▶ [Information provided]:
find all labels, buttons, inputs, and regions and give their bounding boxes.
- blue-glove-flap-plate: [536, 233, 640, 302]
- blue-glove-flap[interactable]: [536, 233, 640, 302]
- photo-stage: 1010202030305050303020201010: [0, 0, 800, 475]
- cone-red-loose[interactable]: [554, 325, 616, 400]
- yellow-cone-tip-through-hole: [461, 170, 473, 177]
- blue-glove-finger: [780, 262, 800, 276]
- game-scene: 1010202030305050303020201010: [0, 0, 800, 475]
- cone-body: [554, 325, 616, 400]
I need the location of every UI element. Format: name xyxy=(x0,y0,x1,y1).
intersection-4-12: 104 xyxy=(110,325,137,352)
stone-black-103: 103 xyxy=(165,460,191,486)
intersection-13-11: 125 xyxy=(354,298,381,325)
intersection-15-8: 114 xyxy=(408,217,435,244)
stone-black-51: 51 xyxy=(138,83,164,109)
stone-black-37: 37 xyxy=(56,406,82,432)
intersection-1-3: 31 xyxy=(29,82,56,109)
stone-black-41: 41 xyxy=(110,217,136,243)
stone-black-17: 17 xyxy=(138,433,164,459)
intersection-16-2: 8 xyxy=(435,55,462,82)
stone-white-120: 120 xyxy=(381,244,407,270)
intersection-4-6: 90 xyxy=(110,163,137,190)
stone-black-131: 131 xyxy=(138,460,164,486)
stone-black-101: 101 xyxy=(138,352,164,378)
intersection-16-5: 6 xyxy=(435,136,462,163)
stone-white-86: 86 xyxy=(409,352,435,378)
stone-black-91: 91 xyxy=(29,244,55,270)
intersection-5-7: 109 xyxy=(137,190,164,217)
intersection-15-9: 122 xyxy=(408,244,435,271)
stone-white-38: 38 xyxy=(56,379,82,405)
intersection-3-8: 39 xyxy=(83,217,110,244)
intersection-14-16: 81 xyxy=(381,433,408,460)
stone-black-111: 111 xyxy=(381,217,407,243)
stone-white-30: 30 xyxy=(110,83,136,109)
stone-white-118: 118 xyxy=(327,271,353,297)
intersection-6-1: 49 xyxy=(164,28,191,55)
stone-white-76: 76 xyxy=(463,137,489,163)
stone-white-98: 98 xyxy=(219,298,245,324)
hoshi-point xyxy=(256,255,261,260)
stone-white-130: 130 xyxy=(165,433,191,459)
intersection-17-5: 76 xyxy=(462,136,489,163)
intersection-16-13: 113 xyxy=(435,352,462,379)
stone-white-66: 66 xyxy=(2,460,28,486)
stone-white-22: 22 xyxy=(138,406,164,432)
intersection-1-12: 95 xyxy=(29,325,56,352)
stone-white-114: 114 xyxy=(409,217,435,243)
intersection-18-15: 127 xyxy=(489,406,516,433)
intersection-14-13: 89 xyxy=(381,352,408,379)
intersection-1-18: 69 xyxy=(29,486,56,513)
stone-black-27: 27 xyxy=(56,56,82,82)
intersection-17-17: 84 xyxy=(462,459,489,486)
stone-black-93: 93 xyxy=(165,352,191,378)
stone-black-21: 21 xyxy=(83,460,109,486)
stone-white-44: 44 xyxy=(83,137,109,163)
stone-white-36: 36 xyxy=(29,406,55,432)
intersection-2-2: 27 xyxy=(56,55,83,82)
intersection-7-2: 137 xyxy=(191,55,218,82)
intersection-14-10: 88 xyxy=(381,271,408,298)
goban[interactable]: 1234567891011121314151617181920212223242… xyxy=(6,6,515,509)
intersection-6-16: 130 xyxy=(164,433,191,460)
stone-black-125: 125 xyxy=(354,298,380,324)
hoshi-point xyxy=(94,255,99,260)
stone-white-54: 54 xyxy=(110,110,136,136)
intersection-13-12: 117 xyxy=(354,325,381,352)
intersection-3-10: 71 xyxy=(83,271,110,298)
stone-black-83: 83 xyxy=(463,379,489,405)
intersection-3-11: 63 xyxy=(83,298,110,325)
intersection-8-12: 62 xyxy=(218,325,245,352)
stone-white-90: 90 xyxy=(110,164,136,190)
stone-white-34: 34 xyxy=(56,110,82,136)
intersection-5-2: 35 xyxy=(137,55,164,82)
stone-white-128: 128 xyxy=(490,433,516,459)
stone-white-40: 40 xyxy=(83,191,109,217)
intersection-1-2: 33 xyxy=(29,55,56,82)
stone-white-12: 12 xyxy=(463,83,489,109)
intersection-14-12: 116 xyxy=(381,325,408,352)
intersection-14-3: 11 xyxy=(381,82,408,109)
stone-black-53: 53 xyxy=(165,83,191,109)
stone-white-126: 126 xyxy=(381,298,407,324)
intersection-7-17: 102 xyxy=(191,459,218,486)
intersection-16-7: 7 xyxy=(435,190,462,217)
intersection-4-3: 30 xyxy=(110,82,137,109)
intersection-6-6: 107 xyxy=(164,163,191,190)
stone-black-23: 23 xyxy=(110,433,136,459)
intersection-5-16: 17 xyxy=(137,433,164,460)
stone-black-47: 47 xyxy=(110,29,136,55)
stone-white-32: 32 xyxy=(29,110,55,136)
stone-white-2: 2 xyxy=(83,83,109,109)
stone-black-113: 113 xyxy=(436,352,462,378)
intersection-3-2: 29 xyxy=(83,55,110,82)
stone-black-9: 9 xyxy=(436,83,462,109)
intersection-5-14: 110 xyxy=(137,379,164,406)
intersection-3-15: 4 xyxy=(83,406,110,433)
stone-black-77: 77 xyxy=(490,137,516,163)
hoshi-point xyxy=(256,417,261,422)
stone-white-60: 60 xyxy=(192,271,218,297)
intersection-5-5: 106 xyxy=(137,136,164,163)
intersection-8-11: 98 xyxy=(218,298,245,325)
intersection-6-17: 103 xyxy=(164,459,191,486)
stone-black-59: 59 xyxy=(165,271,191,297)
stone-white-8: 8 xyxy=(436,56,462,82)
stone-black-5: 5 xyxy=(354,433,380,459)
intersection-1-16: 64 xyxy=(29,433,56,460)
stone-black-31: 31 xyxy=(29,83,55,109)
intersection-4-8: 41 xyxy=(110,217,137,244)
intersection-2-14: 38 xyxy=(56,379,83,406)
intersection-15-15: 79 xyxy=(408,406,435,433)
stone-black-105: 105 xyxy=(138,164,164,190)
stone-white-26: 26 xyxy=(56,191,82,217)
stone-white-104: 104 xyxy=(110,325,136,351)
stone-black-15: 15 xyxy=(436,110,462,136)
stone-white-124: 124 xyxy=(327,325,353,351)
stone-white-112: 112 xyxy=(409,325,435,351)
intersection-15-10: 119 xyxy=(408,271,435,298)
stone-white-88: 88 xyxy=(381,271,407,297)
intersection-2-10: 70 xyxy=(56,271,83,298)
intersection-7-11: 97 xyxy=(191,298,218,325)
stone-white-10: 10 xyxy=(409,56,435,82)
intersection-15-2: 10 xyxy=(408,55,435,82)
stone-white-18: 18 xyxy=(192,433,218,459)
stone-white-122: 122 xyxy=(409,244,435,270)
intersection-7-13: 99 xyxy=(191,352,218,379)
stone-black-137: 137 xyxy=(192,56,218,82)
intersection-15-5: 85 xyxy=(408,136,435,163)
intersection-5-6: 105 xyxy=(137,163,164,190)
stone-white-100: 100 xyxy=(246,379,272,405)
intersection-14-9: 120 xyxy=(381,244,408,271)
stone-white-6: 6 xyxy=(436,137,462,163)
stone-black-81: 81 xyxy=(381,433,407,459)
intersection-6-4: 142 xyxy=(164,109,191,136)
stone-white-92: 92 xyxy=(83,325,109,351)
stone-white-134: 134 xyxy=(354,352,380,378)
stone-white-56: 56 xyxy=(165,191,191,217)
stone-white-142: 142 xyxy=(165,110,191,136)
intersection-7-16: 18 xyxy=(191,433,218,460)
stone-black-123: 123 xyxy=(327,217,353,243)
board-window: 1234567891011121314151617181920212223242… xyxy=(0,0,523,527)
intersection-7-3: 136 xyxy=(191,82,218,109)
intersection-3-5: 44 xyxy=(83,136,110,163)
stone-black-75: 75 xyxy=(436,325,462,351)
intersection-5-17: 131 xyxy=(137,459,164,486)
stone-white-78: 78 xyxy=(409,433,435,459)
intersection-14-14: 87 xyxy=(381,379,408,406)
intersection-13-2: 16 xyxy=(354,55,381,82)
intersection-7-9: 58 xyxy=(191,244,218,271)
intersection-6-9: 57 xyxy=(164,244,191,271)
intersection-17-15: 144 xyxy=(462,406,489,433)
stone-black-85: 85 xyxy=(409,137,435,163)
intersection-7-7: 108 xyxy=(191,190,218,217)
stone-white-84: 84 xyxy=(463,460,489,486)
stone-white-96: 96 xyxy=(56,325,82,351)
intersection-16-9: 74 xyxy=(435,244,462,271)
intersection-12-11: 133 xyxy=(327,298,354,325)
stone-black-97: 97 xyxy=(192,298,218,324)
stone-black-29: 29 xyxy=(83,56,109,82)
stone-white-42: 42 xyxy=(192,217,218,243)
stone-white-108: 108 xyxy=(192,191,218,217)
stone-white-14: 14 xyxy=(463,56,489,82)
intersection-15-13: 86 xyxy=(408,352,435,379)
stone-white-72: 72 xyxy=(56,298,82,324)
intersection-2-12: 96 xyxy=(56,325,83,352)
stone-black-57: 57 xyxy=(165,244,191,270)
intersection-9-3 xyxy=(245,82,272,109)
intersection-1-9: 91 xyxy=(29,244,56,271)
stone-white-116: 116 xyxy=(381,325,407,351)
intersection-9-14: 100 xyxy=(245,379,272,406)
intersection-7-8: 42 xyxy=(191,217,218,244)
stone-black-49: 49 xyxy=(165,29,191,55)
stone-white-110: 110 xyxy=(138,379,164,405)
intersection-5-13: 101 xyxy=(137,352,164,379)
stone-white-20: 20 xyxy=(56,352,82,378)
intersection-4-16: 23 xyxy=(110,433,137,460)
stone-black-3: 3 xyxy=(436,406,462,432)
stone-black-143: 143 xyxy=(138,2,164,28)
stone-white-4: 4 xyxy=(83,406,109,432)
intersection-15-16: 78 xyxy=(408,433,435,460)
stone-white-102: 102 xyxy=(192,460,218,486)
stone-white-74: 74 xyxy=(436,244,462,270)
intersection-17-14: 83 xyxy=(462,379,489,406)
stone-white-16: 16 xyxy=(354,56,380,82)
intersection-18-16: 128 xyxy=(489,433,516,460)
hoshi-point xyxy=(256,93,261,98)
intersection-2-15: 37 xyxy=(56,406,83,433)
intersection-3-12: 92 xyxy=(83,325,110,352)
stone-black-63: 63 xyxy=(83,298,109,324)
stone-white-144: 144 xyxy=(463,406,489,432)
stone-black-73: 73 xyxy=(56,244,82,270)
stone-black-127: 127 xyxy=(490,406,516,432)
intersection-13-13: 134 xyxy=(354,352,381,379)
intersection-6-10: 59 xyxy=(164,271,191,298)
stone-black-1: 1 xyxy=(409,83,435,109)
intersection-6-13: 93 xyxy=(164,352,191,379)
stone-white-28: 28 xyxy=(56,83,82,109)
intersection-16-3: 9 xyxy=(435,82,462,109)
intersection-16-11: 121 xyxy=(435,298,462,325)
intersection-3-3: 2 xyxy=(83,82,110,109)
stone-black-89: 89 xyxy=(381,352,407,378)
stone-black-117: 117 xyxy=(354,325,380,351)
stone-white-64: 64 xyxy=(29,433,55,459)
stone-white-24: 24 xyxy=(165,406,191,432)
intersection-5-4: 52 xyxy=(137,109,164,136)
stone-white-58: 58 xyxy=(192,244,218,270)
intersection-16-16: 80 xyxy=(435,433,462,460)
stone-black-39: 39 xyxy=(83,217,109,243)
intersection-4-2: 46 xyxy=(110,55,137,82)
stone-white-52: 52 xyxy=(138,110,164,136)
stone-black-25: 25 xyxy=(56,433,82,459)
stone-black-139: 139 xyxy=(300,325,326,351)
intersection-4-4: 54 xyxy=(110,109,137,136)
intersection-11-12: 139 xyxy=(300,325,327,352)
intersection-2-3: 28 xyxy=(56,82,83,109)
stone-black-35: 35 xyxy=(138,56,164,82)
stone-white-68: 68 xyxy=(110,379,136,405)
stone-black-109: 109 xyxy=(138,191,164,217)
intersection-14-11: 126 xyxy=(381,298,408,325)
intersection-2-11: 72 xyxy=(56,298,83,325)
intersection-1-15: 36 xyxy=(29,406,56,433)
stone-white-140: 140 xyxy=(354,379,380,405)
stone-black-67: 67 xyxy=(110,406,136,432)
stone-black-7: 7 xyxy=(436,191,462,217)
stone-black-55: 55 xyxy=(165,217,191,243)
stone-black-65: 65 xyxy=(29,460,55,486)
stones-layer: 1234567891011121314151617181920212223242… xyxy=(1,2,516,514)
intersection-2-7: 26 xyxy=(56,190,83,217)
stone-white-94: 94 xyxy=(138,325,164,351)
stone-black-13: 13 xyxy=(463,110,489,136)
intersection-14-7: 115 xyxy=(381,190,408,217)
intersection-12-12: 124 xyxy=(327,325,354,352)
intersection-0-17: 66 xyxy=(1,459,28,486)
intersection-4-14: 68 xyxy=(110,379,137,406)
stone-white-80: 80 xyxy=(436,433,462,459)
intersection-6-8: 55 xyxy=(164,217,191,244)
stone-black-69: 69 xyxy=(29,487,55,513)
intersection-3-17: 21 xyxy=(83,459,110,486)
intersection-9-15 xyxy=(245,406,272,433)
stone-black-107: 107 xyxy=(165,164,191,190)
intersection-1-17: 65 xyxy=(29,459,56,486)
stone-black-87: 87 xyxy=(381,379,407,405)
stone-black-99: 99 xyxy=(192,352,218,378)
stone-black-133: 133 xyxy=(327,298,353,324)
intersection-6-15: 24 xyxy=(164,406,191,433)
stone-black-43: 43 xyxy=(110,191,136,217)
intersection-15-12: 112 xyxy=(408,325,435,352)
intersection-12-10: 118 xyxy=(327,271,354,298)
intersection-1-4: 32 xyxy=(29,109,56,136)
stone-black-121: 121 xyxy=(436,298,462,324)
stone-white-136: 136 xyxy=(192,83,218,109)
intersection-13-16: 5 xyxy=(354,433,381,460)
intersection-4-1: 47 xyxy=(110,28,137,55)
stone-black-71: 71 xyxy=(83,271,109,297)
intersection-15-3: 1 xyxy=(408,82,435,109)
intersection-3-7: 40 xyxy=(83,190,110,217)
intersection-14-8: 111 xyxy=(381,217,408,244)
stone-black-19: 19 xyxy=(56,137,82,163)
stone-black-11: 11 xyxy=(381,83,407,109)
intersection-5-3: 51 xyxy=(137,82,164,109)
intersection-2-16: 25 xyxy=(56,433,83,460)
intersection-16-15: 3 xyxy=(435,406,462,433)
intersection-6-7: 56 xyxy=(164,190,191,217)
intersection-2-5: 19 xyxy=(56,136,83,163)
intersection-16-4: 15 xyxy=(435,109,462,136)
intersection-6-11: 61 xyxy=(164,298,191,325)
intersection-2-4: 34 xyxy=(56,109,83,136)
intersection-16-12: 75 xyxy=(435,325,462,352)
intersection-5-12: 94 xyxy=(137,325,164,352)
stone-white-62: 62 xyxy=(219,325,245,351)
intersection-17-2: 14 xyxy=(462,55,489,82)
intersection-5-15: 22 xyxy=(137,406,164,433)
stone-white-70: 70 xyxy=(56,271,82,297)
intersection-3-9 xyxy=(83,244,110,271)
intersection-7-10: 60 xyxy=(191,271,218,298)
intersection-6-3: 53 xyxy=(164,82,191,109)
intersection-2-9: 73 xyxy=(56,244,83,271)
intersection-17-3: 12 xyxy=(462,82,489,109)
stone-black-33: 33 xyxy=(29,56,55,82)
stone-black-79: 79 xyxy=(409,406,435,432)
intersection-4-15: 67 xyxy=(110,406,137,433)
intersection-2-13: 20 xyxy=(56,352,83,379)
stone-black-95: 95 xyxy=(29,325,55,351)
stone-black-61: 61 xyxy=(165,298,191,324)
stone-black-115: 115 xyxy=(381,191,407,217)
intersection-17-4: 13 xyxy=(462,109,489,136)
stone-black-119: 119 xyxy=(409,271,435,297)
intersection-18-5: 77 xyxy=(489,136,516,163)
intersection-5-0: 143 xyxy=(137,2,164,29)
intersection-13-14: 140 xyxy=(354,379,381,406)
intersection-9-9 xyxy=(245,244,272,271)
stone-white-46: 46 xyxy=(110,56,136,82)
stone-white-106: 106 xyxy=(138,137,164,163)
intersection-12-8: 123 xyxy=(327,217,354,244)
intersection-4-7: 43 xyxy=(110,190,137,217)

▶ [Task]: Rewrite the lines from the start through the line containing "stone-black-37: 37 xyxy=(56,406,82,432)", inclusive, as a Markdown table with an Index column for the row number and a Line column for the line. Skip any blank lines.

▶ [Final answer]:
| Index | Line |
|---|---|
| 1 | find all labels, buttons, inputs, and regions and give their bounding boxes. |
| 2 | - blue-glove-flap-plate: [536, 233, 640, 302] |
| 3 | - blue-glove-flap[interactable]: [536, 233, 640, 302] |
| 4 | - photo-stage: 1010202030305050303020201010: [0, 0, 800, 475] |
| 5 | - cone-red-loose[interactable]: [554, 325, 616, 400] |
| 6 | - yellow-cone-tip-through-hole: [461, 170, 473, 177] |
| 7 | - blue-glove-finger: [780, 262, 800, 276] |
| 8 | - game-scene: 1010202030305050303020201010: [0, 0, 800, 475] |
| 9 | - cone-body: [554, 325, 616, 400] |
| 10 | I need the location of every UI element. Format: name xyxy=(x0,y0,x1,y1). |
| 11 | intersection-4-12: 104 xyxy=(110,325,137,352) |
| 12 | stone-black-103: 103 xyxy=(165,460,191,486) |
| 13 | intersection-13-11: 125 xyxy=(354,298,381,325) |
| 14 | intersection-15-8: 114 xyxy=(408,217,435,244) |
| 15 | stone-black-51: 51 xyxy=(138,83,164,109) |
| 16 | stone-black-37: 37 xyxy=(56,406,82,432) |